> What is expected:
Find every line in the records that holds the string "Gunsan". Copy each one.
Material supplied start
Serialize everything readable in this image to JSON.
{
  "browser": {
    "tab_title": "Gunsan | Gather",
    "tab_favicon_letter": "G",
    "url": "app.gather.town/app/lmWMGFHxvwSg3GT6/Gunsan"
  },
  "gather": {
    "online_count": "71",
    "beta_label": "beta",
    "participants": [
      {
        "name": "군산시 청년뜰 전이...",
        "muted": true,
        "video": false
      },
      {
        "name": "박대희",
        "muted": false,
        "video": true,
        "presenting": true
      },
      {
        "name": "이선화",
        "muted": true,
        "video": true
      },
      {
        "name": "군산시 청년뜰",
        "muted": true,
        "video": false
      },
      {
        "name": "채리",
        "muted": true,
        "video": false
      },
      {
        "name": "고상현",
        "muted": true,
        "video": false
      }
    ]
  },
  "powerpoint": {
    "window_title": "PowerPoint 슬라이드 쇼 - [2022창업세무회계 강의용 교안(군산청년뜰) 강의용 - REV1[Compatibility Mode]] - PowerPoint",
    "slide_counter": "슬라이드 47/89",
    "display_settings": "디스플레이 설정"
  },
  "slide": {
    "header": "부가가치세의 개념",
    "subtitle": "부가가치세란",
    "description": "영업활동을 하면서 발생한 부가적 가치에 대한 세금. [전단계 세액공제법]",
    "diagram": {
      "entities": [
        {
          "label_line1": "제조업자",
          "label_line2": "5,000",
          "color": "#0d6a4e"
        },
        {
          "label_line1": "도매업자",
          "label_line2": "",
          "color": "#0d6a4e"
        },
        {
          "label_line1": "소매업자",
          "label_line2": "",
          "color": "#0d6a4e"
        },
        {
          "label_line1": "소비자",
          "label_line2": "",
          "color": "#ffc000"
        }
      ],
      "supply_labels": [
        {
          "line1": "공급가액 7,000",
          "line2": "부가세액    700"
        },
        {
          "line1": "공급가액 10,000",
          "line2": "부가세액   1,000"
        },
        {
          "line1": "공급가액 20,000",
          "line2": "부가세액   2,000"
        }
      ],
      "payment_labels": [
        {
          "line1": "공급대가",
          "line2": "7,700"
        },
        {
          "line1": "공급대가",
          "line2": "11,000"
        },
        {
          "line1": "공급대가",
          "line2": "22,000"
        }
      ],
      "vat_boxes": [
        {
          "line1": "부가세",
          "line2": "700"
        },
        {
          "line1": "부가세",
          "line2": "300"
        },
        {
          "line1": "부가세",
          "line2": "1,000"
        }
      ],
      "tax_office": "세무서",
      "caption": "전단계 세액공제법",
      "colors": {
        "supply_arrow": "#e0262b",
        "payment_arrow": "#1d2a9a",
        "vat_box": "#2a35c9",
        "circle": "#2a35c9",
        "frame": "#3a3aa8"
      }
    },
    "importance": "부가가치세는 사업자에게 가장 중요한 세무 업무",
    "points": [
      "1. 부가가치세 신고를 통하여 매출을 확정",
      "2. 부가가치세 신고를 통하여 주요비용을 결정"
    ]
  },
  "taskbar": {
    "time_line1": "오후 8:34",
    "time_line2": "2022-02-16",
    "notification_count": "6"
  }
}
Material supplied end
> Worked solution:
    "tab_title": "Gunsan | Gather",
    "url": "app.gather.town/app/lmWMGFHxvwSg3GT6/Gunsan"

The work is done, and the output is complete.